* What the exercise asks *
Output every entry exactly, from the first line to the last.

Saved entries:
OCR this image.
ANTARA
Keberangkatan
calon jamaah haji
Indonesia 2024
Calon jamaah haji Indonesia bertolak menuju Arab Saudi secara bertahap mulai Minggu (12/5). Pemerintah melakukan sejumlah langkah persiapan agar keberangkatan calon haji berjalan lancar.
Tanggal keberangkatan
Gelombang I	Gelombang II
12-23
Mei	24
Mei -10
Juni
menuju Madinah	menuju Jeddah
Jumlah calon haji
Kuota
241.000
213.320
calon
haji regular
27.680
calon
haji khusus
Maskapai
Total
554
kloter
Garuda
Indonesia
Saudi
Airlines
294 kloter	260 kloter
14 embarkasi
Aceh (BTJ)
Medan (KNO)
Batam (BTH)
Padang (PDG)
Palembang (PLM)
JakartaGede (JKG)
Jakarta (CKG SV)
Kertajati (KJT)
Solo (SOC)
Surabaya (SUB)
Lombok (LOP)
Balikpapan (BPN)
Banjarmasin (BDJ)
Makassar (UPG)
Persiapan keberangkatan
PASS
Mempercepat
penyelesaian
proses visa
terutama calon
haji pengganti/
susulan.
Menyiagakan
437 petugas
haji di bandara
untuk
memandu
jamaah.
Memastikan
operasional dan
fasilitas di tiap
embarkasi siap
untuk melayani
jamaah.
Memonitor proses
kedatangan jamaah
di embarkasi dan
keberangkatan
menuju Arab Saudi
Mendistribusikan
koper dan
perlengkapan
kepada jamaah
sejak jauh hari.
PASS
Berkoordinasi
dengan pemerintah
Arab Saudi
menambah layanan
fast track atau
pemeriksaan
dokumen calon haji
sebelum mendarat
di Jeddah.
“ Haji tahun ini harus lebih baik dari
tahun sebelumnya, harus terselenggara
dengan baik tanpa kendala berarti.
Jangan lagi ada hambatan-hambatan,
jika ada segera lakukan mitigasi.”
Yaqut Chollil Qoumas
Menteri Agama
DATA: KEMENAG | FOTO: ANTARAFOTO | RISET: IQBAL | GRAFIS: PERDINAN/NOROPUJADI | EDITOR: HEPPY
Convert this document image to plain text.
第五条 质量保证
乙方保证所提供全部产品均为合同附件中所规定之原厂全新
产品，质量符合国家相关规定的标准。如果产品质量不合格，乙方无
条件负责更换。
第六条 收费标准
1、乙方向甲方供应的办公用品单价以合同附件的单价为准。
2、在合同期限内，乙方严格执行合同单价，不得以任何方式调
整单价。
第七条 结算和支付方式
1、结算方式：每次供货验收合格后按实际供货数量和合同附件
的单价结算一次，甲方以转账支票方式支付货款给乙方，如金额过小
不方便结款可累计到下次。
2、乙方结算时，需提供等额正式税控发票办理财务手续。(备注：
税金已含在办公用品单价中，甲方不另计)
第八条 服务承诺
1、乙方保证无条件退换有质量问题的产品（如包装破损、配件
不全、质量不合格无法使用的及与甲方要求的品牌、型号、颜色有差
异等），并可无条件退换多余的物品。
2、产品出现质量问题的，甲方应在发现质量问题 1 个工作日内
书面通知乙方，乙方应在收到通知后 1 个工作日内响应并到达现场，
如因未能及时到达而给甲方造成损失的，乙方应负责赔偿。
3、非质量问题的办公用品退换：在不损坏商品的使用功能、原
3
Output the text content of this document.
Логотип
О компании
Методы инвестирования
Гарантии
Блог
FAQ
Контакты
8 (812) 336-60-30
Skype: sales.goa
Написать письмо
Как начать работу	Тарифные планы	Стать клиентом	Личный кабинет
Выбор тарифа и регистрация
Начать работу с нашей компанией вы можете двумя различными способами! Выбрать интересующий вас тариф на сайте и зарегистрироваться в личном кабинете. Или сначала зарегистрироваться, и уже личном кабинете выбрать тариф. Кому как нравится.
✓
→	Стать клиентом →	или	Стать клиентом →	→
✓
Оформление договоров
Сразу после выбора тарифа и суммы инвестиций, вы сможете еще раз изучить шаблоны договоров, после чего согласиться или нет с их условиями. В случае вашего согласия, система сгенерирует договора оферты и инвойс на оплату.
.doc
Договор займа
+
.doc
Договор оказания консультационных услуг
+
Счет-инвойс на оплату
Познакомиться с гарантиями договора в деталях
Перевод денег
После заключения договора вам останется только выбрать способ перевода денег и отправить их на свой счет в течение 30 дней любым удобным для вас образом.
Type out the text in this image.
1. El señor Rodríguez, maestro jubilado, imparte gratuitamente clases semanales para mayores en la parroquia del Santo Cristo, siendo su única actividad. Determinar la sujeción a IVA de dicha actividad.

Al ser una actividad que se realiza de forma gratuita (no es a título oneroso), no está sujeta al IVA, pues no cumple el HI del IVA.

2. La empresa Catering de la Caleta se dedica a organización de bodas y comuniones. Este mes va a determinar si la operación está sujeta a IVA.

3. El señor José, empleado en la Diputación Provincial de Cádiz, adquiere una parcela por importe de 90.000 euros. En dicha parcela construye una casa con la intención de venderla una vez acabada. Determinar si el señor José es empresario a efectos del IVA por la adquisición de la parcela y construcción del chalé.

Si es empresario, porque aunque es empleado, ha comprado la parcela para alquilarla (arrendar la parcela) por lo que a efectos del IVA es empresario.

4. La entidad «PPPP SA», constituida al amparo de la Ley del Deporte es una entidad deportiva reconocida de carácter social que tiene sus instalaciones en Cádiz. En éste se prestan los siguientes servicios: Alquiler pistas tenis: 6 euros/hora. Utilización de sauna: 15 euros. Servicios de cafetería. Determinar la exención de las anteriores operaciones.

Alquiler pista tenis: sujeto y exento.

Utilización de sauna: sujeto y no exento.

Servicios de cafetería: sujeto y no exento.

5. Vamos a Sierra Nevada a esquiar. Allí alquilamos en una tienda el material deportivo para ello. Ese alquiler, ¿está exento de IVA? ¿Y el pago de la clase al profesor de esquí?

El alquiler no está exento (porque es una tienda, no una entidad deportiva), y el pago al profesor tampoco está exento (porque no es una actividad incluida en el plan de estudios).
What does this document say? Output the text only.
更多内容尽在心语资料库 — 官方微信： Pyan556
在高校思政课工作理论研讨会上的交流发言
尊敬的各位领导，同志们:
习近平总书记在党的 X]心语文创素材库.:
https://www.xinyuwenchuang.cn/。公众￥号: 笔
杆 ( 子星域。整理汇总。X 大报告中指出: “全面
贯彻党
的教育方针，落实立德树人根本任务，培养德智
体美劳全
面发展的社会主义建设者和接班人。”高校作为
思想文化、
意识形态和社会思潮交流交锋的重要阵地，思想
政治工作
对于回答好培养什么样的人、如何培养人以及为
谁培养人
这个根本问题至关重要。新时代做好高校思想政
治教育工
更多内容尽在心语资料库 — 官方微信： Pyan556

* Task answer *
OCR this image.
ANTARA
Keberangkatan
calon jamaah haji
Indonesia 2024
Calon jamaah haji Indonesia bertolak menuju Arab Saudi secara bertahap mulai Minggu (12/5). Pemerintah melakukan sejumlah langkah persiapan agar keberangkatan calon haji berjalan lancar.
Tanggal keberangkatan
Gelombang I	Gelombang II
12-23
Mei	24
Mei -10
Juni
menuju Madinah	menuju Jeddah
Jumlah calon haji
Kuota
241.000
213.320
calon
haji regular
27.680
calon
haji khusus
Maskapai
Total
554
kloter
Garuda
Indonesia
Saudi
Airlines
294 kloter	260 kloter
14 embarkasi
Aceh (BTJ)
Medan (KNO)
Batam (BTH)
Padang (PDG)
Palembang (PLM)
JakartaGede (JKG)
Jakarta (CKG SV)
Kertajati (KJT)
Solo (SOC)
Surabaya (SUB)
Lombok (LOP)
Balikpapan (BPN)
Banjarmasin (BDJ)
Makassar (UPG)
Persiapan keberangkatan
PASS
Mempercepat
penyelesaian
proses visa
terutama calon
haji pengganti/
susulan.
Menyiagakan
437 petugas
haji di bandara
untuk
memandu
jamaah.
Memastikan
operasional dan
fasilitas di tiap
embarkasi siap
untuk melayani
jamaah.
Memonitor proses
kedatangan jamaah
di embarkasi dan
keberangkatan
menuju Arab Saudi
Mendistribusikan
koper dan
perlengkapan
kepada jamaah
sejak jauh hari.
PASS
Berkoordinasi
dengan pemerintah
Arab Saudi
menambah layanan
fast track atau
pemeriksaan
dokumen calon haji
sebelum mendarat
di Jeddah.
“ Haji tahun ini harus lebih baik dari
tahun sebelumnya, harus terselenggara
dengan baik tanpa kendala berarti.
Jangan lagi ada hambatan-hambatan,
jika ada segera lakukan mitigasi.”
Yaqut Chollil Qoumas
Menteri Agama
DATA: KEMENAG | FOTO: ANTARAFOTO | RISET: IQBAL | GRAFIS: PERDINAN/NOROPUJADI | EDITOR: HEPPY
Convert this document image to plain text.
第五条 质量保证
乙方保证所提供全部产品均为合同附件中所规定之原厂全新
产品，质量符合国家相关规定的标准。如果产品质量不合格，乙方无
条件负责更换。
第六条 收费标准
1、乙方向甲方供应的办公用品单价以合同附件的单价为准。
2、在合同期限内，乙方严格执行合同单价，不得以任何方式调
整单价。
第七条 结算和支付方式
1、结算方式：每次供货验收合格后按实际供货数量和合同附件
的单价结算一次，甲方以转账支票方式支付货款给乙方，如金额过小
不方便结款可累计到下次。
2、乙方结算时，需提供等额正式税控发票办理财务手续。(备注：
税金已含在办公用品单价中，甲方不另计)
第八条 服务承诺
1、乙方保证无条件退换有质量问题的产品（如包装破损、配件
不全、质量不合格无法使用的及与甲方要求的品牌、型号、颜色有差
异等），并可无条件退换多余的物品。
2、产品出现质量问题的，甲方应在发现质量问题 1 个工作日内
书面通知乙方，乙方应在收到通知后 1 个工作日内响应并到达现场，
如因未能及时到达而给甲方造成损失的，乙方应负责赔偿。
3、非质量问题的办公用品退换：在不损坏商品的使用功能、原
3
Output the text content of this document.
Логотип
О компании
Методы инвестирования
Гарантии
Блог
FAQ
Контакты
8 (812) 336-60-30
Skype: sales.goa
Написать письмо
Как начать работу	Тарифные планы	Стать клиентом	Личный кабинет
Выбор тарифа и регистрация
Начать работу с нашей компанией вы можете двумя различными способами! Выбрать интересующий вас тариф на сайте и зарегистрироваться в личном кабинете. Или сначала зарегистрироваться, и уже личном кабинете выбрать тариф. Кому как нравится.
✓
→	Стать клиентом →	или	Стать клиентом →	→
✓
Оформление договоров
Сразу после выбора тарифа и суммы инвестиций, вы сможете еще раз изучить шаблоны договоров, после чего согласиться или нет с их условиями. В случае вашего согласия, система сгенерирует договора оферты и инвойс на оплату.
.doc
Договор займа
+
.doc
Договор оказания консультационных услуг
+
Счет-инвойс на оплату
Познакомиться с гарантиями договора в деталях
Перевод денег
После заключения договора вам останется только выбрать способ перевода денег и отправить их на свой счет в течение 30 дней любым удобным для вас образом.
Type out the text in this image.
1. El señor Rodríguez, maestro jubilado, imparte gratuitamente clases semanales para mayores en la parroquia del Santo Cristo, siendo su única actividad. Determinar la sujeción a IVA de dicha actividad.

Al ser una actividad que se realiza de forma gratuita (no es a título oneroso), no está sujeta al IVA, pues no cumple el HI del IVA.

2. La empresa Catering de la Caleta se dedica a organización de bodas y comuniones. Este mes va a determinar si la operación está sujeta a IVA.

3. El señor José, empleado en la Diputación Provincial de Cádiz, adquiere una parcela por importe de 90.000 euros. En dicha parcela construye una casa con la intención de venderla una vez acabada. Determinar si el señor José es empresario a efectos del IVA por la adquisición de la parcela y construcción del chalé.

Si es empresario, porque aunque es empleado, ha comprado la parcela para alquilarla (arrendar la parcela) por lo que a efectos del IVA es empresario.

4. La entidad «PPPP SA», constituida al amparo de la Ley del Deporte es una entidad deportiva reconocida de carácter social que tiene sus instalaciones en Cádiz. En éste se prestan los siguientes servicios: Alquiler pistas tenis: 6 euros/hora. Utilización de sauna: 15 euros. Servicios de cafetería. Determinar la exención de las anteriores operaciones.

Alquiler pista tenis: sujeto y exento.

Utilización de sauna: sujeto y no exento.

Servicios de cafetería: sujeto y no exento.

5. Vamos a Sierra Nevada a esquiar. Allí alquilamos en una tienda el material deportivo para ello. Ese alquiler, ¿está exento de IVA? ¿Y el pago de la clase al profesor de esquí?

El alquiler no está exento (porque es una tienda, no una entidad deportiva), y el pago al profesor tampoco está exento (porque no es una actividad incluida en el plan de estudios).
What does this document say? Output the text only.
更多内容尽在心语资料库 — 官方微信： Pyan556
在高校思政课工作理论研讨会上的交流发言
尊敬的各位领导，同志们:
习近平总书记在党的 X]心语文创素材库.:
https://www.xinyuwenchuang.cn/。公众￥号: 笔
杆 ( 子星域。整理汇总。X 大报告中指出: “全面
贯彻党
的教育方针，落实立德树人根本任务，培养德智
体美劳全
面发展的社会主义建设者和接班人。”高校作为
思想文化、
意识形态和社会思潮交流交锋的重要阵地，思想
政治工作
对于回答好培养什么样的人、如何培养人以及为
谁培养人
这个根本问题至关重要。新时代做好高校思想政
治教育工
更多内容尽在心语资料库 — 官方微信： Pyan556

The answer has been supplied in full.